→ **Extracted material**:

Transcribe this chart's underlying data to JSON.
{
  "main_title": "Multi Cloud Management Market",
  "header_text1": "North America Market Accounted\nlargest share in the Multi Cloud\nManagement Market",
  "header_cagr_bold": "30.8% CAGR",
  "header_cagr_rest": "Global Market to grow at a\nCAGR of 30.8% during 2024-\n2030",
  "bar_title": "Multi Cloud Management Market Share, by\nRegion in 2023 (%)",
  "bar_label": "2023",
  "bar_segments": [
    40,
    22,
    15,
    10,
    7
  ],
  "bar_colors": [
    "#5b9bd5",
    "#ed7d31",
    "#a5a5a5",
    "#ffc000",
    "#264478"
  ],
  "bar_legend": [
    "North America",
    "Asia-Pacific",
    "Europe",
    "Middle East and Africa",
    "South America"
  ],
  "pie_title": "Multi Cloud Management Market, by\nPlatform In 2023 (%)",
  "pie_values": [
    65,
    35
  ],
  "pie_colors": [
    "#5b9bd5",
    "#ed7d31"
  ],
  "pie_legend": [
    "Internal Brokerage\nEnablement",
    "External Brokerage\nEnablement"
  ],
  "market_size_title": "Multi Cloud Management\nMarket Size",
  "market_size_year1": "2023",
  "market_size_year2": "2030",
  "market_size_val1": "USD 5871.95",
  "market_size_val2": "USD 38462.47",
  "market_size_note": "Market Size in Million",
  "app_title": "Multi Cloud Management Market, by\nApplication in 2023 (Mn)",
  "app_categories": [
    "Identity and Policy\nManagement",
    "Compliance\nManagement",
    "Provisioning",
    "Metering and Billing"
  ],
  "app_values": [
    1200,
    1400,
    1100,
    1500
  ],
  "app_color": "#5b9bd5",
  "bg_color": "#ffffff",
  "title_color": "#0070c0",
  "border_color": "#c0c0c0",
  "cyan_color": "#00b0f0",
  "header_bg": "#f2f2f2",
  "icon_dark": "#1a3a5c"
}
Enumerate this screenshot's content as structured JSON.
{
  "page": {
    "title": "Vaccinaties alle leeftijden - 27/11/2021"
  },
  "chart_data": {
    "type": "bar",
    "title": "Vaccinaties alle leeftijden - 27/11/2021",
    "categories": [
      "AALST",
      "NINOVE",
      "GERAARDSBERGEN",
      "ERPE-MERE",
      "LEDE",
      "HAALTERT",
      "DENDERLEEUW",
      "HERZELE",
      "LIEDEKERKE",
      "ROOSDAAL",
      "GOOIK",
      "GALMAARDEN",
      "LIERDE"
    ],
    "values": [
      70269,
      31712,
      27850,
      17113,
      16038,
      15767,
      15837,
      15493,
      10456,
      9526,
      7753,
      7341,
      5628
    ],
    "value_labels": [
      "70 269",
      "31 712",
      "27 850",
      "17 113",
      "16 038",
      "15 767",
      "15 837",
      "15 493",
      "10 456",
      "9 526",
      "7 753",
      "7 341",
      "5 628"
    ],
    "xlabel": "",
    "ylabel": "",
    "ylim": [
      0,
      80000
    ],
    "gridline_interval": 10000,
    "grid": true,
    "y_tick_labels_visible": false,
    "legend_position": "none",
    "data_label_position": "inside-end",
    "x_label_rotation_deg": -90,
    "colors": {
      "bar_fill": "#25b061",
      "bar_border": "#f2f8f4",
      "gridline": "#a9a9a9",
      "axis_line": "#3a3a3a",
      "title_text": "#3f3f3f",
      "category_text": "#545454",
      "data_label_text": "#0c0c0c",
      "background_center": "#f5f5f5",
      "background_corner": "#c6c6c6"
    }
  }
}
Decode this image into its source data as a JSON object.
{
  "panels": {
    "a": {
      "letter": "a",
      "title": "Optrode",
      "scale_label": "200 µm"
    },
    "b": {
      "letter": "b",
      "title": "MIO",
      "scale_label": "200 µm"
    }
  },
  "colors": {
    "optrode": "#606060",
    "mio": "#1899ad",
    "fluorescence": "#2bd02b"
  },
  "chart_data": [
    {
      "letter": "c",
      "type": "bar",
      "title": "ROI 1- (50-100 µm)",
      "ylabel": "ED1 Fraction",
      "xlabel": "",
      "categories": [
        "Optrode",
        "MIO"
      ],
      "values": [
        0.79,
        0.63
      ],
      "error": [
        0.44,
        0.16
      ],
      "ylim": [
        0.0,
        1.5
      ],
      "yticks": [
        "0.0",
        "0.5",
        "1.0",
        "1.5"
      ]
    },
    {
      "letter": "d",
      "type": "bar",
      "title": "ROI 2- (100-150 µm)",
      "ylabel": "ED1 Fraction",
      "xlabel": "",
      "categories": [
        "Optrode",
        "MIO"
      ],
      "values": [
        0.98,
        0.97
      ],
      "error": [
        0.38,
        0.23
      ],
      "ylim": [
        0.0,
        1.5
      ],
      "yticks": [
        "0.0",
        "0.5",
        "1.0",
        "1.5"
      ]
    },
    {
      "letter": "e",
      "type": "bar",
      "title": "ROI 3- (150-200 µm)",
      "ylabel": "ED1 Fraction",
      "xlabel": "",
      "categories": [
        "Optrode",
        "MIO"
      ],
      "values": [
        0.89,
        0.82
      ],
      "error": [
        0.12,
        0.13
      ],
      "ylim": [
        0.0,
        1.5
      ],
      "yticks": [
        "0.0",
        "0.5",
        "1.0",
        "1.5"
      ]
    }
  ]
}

→ **Goal**:
Your task is to return the full listing exactly as it was given.

→ **The response**:
Transcribe this chart's underlying data to JSON.
{
  "main_title": "Multi Cloud Management Market",
  "header_text1": "North America Market Accounted\nlargest share in the Multi Cloud\nManagement Market",
  "header_cagr_bold": "30.8% CAGR",
  "header_cagr_rest": "Global Market to grow at a\nCAGR of 30.8% during 2024-\n2030",
  "bar_title": "Multi Cloud Management Market Share, by\nRegion in 2023 (%)",
  "bar_label": "2023",
  "bar_segments": [
    40,
    22,
    15,
    10,
    7
  ],
  "bar_colors": [
    "#5b9bd5",
    "#ed7d31",
    "#a5a5a5",
    "#ffc000",
    "#264478"
  ],
  "bar_legend": [
    "North America",
    "Asia-Pacific",
    "Europe",
    "Middle East and Africa",
    "South America"
  ],
  "pie_title": "Multi Cloud Management Market, by\nPlatform In 2023 (%)",
  "pie_values": [
    65,
    35
  ],
  "pie_colors": [
    "#5b9bd5",
    "#ed7d31"
  ],
  "pie_legend": [
    "Internal Brokerage\nEnablement",
    "External Brokerage\nEnablement"
  ],
  "market_size_title": "Multi Cloud Management\nMarket Size",
  "market_size_year1": "2023",
  "market_size_year2": "2030",
  "market_size_val1": "USD 5871.95",
  "market_size_val2": "USD 38462.47",
  "market_size_note": "Market Size in Million",
  "app_title": "Multi Cloud Management Market, by\nApplication in 2023 (Mn)",
  "app_categories": [
    "Identity and Policy\nManagement",
    "Compliance\nManagement",
    "Provisioning",
    "Metering and Billing"
  ],
  "app_values": [
    1200,
    1400,
    1100,
    1500
  ],
  "app_color": "#5b9bd5",
  "bg_color": "#ffffff",
  "title_color": "#0070c0",
  "border_color": "#c0c0c0",
  "cyan_color": "#00b0f0",
  "header_bg": "#f2f2f2",
  "icon_dark": "#1a3a5c"
}
Enumerate this screenshot's content as structured JSON.
{
  "page": {
    "title": "Vaccinaties alle leeftijden - 27/11/2021"
  },
  "chart_data": {
    "type": "bar",
    "title": "Vaccinaties alle leeftijden - 27/11/2021",
    "categories": [
      "AALST",
      "NINOVE",
      "GERAARDSBERGEN",
      "ERPE-MERE",
      "LEDE",
      "HAALTERT",
      "DENDERLEEUW",
      "HERZELE",
      "LIEDEKERKE",
      "ROOSDAAL",
      "GOOIK",
      "GALMAARDEN",
      "LIERDE"
    ],
    "values": [
      70269,
      31712,
      27850,
      17113,
      16038,
      15767,
      15837,
      15493,
      10456,
      9526,
      7753,
      7341,
      5628
    ],
    "value_labels": [
      "70 269",
      "31 712",
      "27 850",
      "17 113",
      "16 038",
      "15 767",
      "15 837",
      "15 493",
      "10 456",
      "9 526",
      "7 753",
      "7 341",
      "5 628"
    ],
    "xlabel": "",
    "ylabel": "",
    "ylim": [
      0,
      80000
    ],
    "gridline_interval": 10000,
    "grid": true,
    "y_tick_labels_visible": false,
    "legend_position": "none",
    "data_label_position": "inside-end",
    "x_label_rotation_deg": -90,
    "colors": {
      "bar_fill": "#25b061",
      "bar_border": "#f2f8f4",
      "gridline": "#a9a9a9",
      "axis_line": "#3a3a3a",
      "title_text": "#3f3f3f",
      "category_text": "#545454",
      "data_label_text": "#0c0c0c",
      "background_center": "#f5f5f5",
      "background_corner": "#c6c6c6"
    }
  }
}
Decode this image into its source data as a JSON object.
{
  "panels": {
    "a": {
      "letter": "a",
      "title": "Optrode",
      "scale_label": "200 µm"
    },
    "b": {
      "letter": "b",
      "title": "MIO",
      "scale_label": "200 µm"
    }
  },
  "colors": {
    "optrode": "#606060",
    "mio": "#1899ad",
    "fluorescence": "#2bd02b"
  },
  "chart_data": [
    {
      "letter": "c",
      "type": "bar",
      "title": "ROI 1- (50-100 µm)",
      "ylabel": "ED1 Fraction",
      "xlabel": "",
      "categories": [
        "Optrode",
        "MIO"
      ],
      "values": [
        0.79,
        0.63
      ],
      "error": [
        0.44,
        0.16
      ],
      "ylim": [
        0.0,
        1.5
      ],
      "yticks": [
        "0.0",
        "0.5",
        "1.0",
        "1.5"
      ]
    },
    {
      "letter": "d",
      "type": "bar",
      "title": "ROI 2- (100-150 µm)",
      "ylabel": "ED1 Fraction",
      "xlabel": "",
      "categories": [
        "Optrode",
        "MIO"
      ],
      "values": [
        0.98,
        0.97
      ],
      "error": [
        0.38,
        0.23
      ],
      "ylim": [
        0.0,
        1.5
      ],
      "yticks": [
        "0.0",
        "0.5",
        "1.0",
        "1.5"
      ]
    },
    {
      "letter": "e",
      "type": "bar",
      "title": "ROI 3- (150-200 µm)",
      "ylabel": "ED1 Fraction",
      "xlabel": "",
      "categories": [
        "Optrode",
        "MIO"
      ],
      "values": [
        0.89,
        0.82
      ],
      "error": [
        0.12,
        0.13
      ],
      "ylim": [
        0.0,
        1.5
      ],
      "yticks": [
        "0.0",
        "0.5",
        "1.0",
        "1.5"
      ]
    }
  ]
}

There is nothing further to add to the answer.